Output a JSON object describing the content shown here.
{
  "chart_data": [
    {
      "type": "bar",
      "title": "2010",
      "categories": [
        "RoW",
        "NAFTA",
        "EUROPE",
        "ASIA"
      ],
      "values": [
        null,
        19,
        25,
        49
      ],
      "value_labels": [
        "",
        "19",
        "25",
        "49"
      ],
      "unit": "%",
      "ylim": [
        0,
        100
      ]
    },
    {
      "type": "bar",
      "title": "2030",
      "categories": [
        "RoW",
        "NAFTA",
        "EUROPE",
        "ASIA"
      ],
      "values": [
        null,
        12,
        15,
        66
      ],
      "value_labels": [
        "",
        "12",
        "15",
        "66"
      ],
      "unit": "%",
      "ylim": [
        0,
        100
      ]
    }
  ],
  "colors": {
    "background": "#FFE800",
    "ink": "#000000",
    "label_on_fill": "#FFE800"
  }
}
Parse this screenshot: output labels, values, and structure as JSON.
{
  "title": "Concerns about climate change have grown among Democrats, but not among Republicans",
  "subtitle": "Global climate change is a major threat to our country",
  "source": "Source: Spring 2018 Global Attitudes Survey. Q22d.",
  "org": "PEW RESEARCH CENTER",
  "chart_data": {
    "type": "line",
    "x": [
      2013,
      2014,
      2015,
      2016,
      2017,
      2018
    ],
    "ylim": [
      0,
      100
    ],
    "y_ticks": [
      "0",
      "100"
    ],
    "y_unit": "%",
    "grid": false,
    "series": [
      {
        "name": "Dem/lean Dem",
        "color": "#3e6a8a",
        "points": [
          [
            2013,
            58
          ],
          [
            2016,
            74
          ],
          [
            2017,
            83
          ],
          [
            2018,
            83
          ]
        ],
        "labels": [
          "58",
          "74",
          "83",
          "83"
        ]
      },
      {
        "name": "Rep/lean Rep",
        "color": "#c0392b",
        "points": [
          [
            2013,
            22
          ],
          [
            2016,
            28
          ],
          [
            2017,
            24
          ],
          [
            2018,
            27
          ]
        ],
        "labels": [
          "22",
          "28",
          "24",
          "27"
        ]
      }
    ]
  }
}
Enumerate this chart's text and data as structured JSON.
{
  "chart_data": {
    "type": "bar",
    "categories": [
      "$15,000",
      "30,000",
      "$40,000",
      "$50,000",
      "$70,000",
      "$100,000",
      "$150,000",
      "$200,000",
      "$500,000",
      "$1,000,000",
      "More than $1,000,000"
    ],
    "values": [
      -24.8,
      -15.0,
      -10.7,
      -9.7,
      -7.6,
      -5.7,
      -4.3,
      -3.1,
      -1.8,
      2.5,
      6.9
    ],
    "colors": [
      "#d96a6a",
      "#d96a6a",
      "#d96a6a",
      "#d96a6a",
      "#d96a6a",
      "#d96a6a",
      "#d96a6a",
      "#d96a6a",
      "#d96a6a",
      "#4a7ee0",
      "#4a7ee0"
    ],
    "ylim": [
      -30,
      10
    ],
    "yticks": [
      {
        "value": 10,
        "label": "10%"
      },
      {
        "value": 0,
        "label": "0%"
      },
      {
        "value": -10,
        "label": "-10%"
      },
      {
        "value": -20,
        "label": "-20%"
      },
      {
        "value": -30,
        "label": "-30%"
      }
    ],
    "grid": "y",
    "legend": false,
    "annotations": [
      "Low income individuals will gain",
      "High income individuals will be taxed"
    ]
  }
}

......

- **Problem requirements**
Type out the material again exactly as presented.

- **Correct result**
Output a JSON object describing the content shown here.
{
  "chart_data": [
    {
      "type": "bar",
      "title": "2010",
      "categories": [
        "RoW",
        "NAFTA",
        "EUROPE",
        "ASIA"
      ],
      "values": [
        null,
        19,
        25,
        49
      ],
      "value_labels": [
        "",
        "19",
        "25",
        "49"
      ],
      "unit": "%",
      "ylim": [
        0,
        100
      ]
    },
    {
      "type": "bar",
      "title": "2030",
      "categories": [
        "RoW",
        "NAFTA",
        "EUROPE",
        "ASIA"
      ],
      "values": [
        null,
        12,
        15,
        66
      ],
      "value_labels": [
        "",
        "12",
        "15",
        "66"
      ],
      "unit": "%",
      "ylim": [
        0,
        100
      ]
    }
  ],
  "colors": {
    "background": "#FFE800",
    "ink": "#000000",
    "label_on_fill": "#FFE800"
  }
}
Parse this screenshot: output labels, values, and structure as JSON.
{
  "title": "Concerns about climate change have grown among Democrats, but not among Republicans",
  "subtitle": "Global climate change is a major threat to our country",
  "source": "Source: Spring 2018 Global Attitudes Survey. Q22d.",
  "org": "PEW RESEARCH CENTER",
  "chart_data": {
    "type": "line",
    "x": [
      2013,
      2014,
      2015,
      2016,
      2017,
      2018
    ],
    "ylim": [
      0,
      100
    ],
    "y_ticks": [
      "0",
      "100"
    ],
    "y_unit": "%",
    "grid": false,
    "series": [
      {
        "name": "Dem/lean Dem",
        "color": "#3e6a8a",
        "points": [
          [
            2013,
            58
          ],
          [
            2016,
            74
          ],
          [
            2017,
            83
          ],
          [
            2018,
            83
          ]
        ],
        "labels": [
          "58",
          "74",
          "83",
          "83"
        ]
      },
      {
        "name": "Rep/lean Rep",
        "color": "#c0392b",
        "points": [
          [
            2013,
            22
          ],
          [
            2016,
            28
          ],
          [
            2017,
            24
          ],
          [
            2018,
            27
          ]
        ],
        "labels": [
          "22",
          "28",
          "24",
          "27"
        ]
      }
    ]
  }
}
Enumerate this chart's text and data as structured JSON.
{
  "chart_data": {
    "type": "bar",
    "categories": [
      "$15,000",
      "30,000",
      "$40,000",
      "$50,000",
      "$70,000",
      "$100,000",
      "$150,000",
      "$200,000",
      "$500,000",
      "$1,000,000",
      "More than $1,000,000"
    ],
    "values": [
      -24.8,
      -15.0,
      -10.7,
      -9.7,
      -7.6,
      -5.7,
      -4.3,
      -3.1,
      -1.8,
      2.5,
      6.9
    ],
    "colors": [
      "#d96a6a",
      "#d96a6a",
      "#d96a6a",
      "#d96a6a",
      "#d96a6a",
      "#d96a6a",
      "#d96a6a",
      "#d96a6a",
      "#d96a6a",
      "#4a7ee0",
      "#4a7ee0"
    ],
    "ylim": [
      -30,
      10
    ],
    "yticks": [
      {
        "value": 10,
        "label": "10%"
      },
      {
        "value": 0,
        "label": "0%"
      },
      {
        "value": -10,
        "label": "-10%"
      },
      {
        "value": -20,
        "label": "-20%"
      },
      {
        "value": -30,
        "label": "-30%"
      }
    ],
    "grid": "y",
    "legend": false,
    "annotations": [
      "Low income individuals will gain",
      "High income individuals will be taxed"
    ]
  }
}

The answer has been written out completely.